■ **WHAT IS REQUIRED**:
In your copy, reproduce the entries exactly as they are, minus the images.

■ **DATA EXTRACT**:
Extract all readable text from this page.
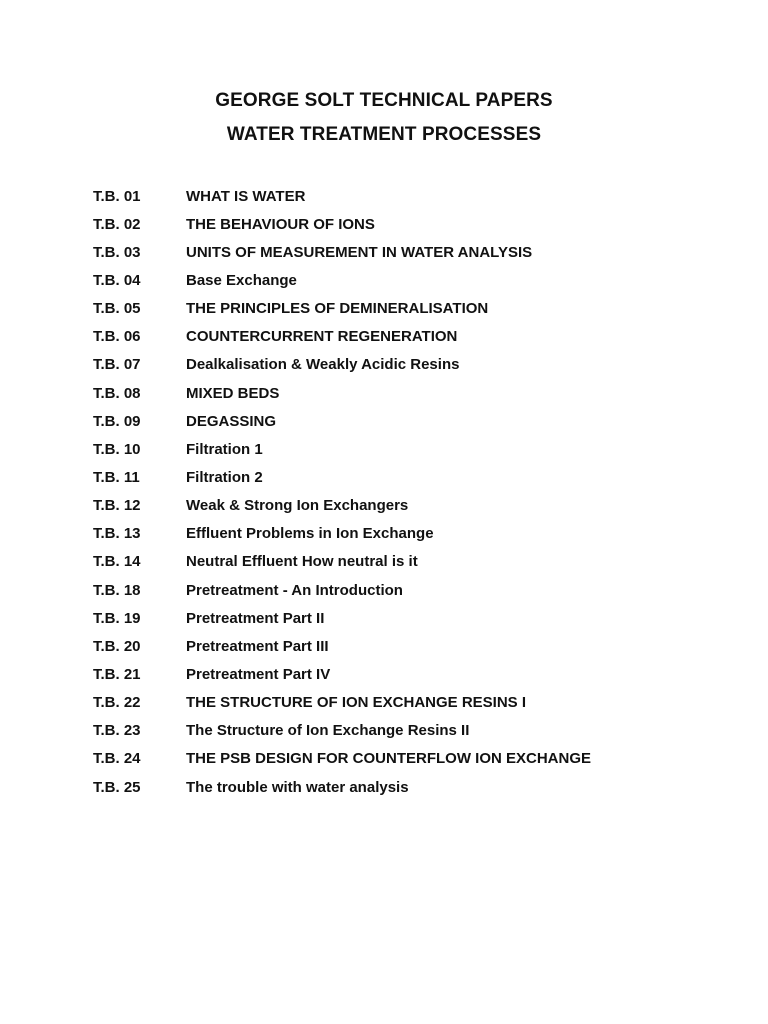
GEORGE SOLT TECHNICAL PAPERS
WATER TREATMENT PROCESSES
T.B. 01	WHAT IS WATER
T.B. 02	THE BEHAVIOUR OF IONS
T.B. 03	UNITS OF MEASUREMENT IN WATER ANALYSIS
T.B. 04	Base Exchange
T.B. 05	THE PRINCIPLES OF DEMINERALISATION
T.B. 06	COUNTERCURRENT REGENERATION
T.B. 07	Dealkalisation & Weakly Acidic Resins
T.B. 08	MIXED BEDS
T.B. 09	DEGASSING
T.B. 10	Filtration 1
T.B. 11	Filtration 2
T.B. 12	Weak & Strong Ion Exchangers
T.B. 13	Effluent Problems in Ion Exchange
T.B. 14	Neutral Effluent How neutral is it
T.B. 18	Pretreatment - An Introduction
T.B. 19	Pretreatment Part II
T.B. 20	Pretreatment Part III
T.B. 21	Pretreatment Part IV
T.B. 22	THE STRUCTURE OF ION EXCHANGE RESINS I
T.B. 23	The Structure of Ion Exchange Resins II
T.B. 24	THE PSB DESIGN FOR COUNTERFLOW ION EXCHANGE
T.B. 25	The trouble with water analysis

■ **RIGHT ANSWER**:
Extract all readable text from this page.
GEORGE SOLT TECHNICAL PAPERS
WATER TREATMENT PROCESSES
T.B. 01	WHAT IS WATER
T.B. 02	THE BEHAVIOUR OF IONS
T.B. 03	UNITS OF MEASUREMENT IN WATER ANALYSIS
T.B. 04	Base Exchange
T.B. 05	THE PRINCIPLES OF DEMINERALISATION
T.B. 06	COUNTERCURRENT REGENERATION
T.B. 07	Dealkalisation & Weakly Acidic Resins
T.B. 08	MIXED BEDS
T.B. 09	DEGASSING
T.B. 10	Filtration 1
T.B. 11	Filtration 2
T.B. 12	Weak & Strong Ion Exchangers
T.B. 13	Effluent Problems in Ion Exchange
T.B. 14	Neutral Effluent How neutral is it
T.B. 18	Pretreatment - An Introduction
T.B. 19	Pretreatment Part II
T.B. 20	Pretreatment Part III
T.B. 21	Pretreatment Part IV
T.B. 22	THE STRUCTURE OF ION EXCHANGE RESINS I
T.B. 23	The Structure of Ion Exchange Resins II
T.B. 24	THE PSB DESIGN FOR COUNTERFLOW ION EXCHANGE
T.B. 25	The trouble with water analysis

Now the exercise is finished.